** Start of Supplied data **

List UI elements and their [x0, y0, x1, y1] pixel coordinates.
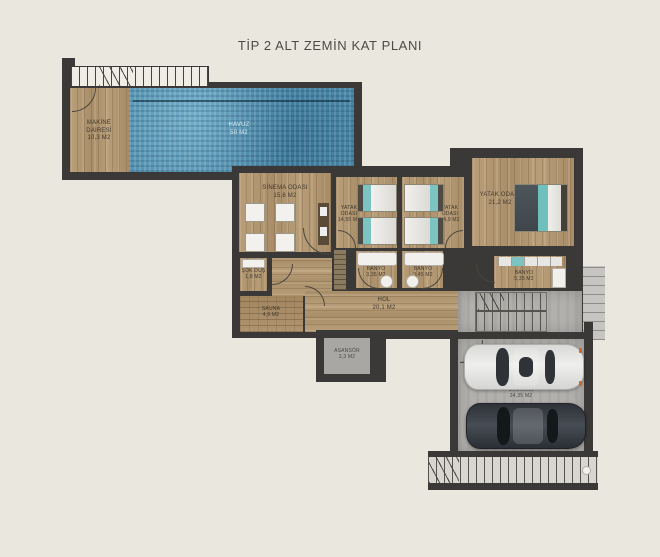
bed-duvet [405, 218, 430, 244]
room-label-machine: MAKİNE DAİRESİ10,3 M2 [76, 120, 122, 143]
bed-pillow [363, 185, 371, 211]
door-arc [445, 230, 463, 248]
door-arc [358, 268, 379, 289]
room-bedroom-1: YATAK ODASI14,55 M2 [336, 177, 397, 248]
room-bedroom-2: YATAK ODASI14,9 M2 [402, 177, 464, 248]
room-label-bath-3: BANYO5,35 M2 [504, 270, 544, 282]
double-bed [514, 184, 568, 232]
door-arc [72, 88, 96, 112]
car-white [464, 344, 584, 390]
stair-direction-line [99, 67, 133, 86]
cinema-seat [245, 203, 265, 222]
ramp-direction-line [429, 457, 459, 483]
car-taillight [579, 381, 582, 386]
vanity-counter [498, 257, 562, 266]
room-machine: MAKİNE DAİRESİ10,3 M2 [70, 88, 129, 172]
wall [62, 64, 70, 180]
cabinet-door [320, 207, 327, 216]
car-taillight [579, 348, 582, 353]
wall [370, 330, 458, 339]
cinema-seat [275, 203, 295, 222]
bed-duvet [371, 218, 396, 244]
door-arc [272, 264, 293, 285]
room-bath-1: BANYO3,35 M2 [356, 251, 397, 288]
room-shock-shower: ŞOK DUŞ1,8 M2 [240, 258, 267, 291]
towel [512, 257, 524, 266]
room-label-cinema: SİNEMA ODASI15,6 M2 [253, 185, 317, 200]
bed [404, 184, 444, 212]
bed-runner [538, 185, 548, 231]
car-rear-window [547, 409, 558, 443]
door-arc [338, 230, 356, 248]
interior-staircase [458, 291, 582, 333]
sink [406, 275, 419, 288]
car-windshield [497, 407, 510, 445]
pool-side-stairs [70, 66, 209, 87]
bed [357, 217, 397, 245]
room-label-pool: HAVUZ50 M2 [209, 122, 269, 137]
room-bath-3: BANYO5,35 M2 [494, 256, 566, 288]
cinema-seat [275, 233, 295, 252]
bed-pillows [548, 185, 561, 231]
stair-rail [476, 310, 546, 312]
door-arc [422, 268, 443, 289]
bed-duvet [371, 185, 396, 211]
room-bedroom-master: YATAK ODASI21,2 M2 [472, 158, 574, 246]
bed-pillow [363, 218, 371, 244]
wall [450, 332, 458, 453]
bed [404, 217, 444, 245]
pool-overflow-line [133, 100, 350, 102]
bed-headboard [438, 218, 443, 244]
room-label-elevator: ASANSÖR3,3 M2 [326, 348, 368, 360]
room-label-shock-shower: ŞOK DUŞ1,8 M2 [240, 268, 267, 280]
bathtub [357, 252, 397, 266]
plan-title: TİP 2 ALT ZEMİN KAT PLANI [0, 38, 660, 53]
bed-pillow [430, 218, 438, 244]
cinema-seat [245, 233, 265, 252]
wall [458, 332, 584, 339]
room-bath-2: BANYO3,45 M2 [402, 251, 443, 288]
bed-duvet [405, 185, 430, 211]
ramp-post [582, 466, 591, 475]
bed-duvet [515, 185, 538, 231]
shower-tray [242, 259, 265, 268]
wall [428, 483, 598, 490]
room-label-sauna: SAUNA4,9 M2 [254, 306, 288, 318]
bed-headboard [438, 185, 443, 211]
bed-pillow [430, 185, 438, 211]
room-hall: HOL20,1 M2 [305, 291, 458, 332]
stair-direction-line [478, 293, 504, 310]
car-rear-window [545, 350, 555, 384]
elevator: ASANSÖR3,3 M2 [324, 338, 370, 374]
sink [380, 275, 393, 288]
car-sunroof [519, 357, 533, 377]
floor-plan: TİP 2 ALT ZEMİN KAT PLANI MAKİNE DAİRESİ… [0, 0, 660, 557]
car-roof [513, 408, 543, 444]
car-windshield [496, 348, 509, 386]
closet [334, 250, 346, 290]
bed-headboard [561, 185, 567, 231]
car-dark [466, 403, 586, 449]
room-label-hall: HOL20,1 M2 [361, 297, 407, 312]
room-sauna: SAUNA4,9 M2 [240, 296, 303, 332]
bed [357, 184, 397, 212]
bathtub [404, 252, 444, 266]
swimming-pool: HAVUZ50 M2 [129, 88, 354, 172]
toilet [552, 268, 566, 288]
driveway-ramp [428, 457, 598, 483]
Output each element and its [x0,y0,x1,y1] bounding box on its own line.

** End of Supplied data **
** Start of Supplied data **

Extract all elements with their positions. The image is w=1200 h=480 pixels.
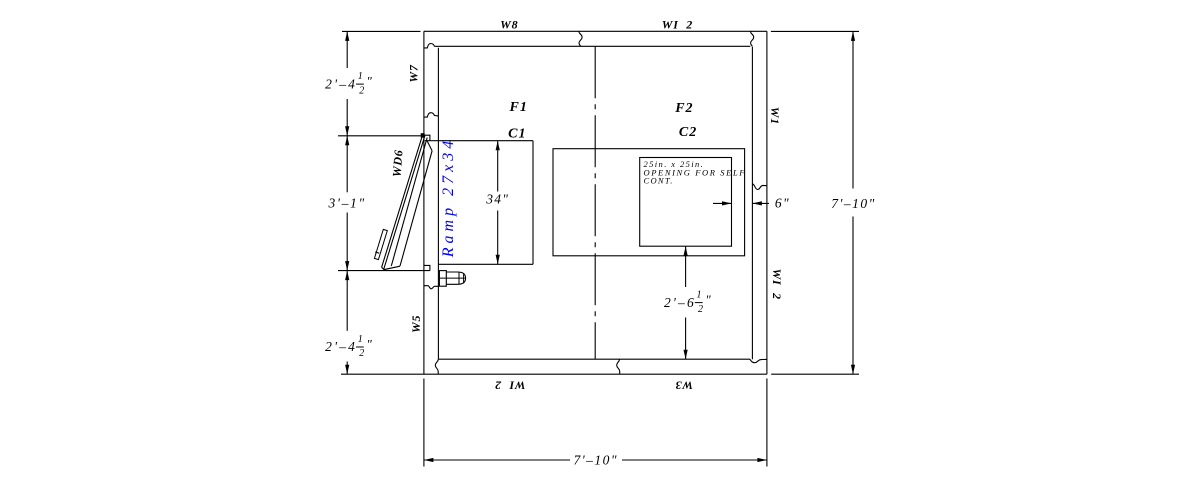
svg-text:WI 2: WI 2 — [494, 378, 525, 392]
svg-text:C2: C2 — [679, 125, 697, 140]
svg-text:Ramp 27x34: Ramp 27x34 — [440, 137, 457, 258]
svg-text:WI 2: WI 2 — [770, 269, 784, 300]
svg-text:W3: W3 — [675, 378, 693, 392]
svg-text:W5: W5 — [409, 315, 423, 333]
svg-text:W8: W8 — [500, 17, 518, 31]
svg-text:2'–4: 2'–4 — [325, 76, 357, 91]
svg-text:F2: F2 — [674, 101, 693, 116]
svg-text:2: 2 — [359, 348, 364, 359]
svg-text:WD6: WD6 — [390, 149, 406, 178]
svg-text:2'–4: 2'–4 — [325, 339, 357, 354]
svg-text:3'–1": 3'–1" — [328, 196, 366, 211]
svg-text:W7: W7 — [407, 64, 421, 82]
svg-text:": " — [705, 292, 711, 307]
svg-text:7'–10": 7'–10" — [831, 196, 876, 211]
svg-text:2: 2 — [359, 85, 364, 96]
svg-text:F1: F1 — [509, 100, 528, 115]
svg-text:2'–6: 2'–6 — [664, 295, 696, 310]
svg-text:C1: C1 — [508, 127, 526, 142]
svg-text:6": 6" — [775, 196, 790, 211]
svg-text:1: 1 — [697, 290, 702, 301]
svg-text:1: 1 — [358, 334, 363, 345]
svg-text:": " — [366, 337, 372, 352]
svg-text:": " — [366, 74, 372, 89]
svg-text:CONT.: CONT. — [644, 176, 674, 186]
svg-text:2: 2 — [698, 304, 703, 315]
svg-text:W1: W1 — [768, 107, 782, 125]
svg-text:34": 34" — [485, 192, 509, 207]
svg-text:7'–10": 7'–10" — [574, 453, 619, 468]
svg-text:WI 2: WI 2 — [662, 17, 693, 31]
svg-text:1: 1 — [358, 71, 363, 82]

** End of Supplied data **

__Requirements__
Lay out the rows from the line with "bed-duvet [405, 218, 430, 244]" up to and including the line with "room-shock-shower: ŞOK DUŞ1,8" as a Markdown table with the columns No. and Line, numbering each one and leaving out blank lines. Include no other rows.

__Task solution__
| No. | Line |
|---|---|
| 1 | bed-duvet [405, 218, 430, 244] |
| 2 | room-label-machine: MAKİNE DAİRESİ10,3 M2 [76, 120, 122, 143] |
| 3 | bed-pillow [363, 185, 371, 211] |
| 4 | door-arc [445, 230, 463, 248] |
| 5 | door-arc [358, 268, 379, 289] |
| 6 | room-bedroom-1: YATAK ODASI14,55 M2 [336, 177, 397, 248] |
| 7 | room-bedroom-2: YATAK ODASI14,9 M2 [402, 177, 464, 248] |
| 8 | room-label-bath-3: BANYO5,35 M2 [504, 270, 544, 282] |
| 9 | double-bed [514, 184, 568, 232] |
| 10 | door-arc [72, 88, 96, 112] |
| 11 | car-white [464, 344, 584, 390] |
| 12 | stair-direction-line [99, 67, 133, 86] |
| 13 | cinema-seat [245, 203, 265, 222] |
| 14 | ramp-direction-line [429, 457, 459, 483] |
| 15 | car-taillight [579, 381, 582, 386] |
| 16 | vanity-counter [498, 257, 562, 266] |
| 17 | room-machine: MAKİNE DAİRESİ10,3 M2 [70, 88, 129, 172] |
| 18 | wall [62, 64, 70, 180] |
| 19 | cabinet-door [320, 207, 327, 216] |
| 20 | car-taillight [579, 348, 582, 353] |
| 21 | wall [370, 330, 458, 339] |
| 22 | cinema-seat [275, 203, 295, 222] |
| 23 | bed-duvet [371, 218, 396, 244] |
| 24 | door-arc [272, 264, 293, 285] |
| 25 | room-bath-1: BANYO3,35 M2 [356, 251, 397, 288] |
| 26 | room-shock-shower: ŞOK DUŞ1,8 M2 [240, 258, 267, 291] |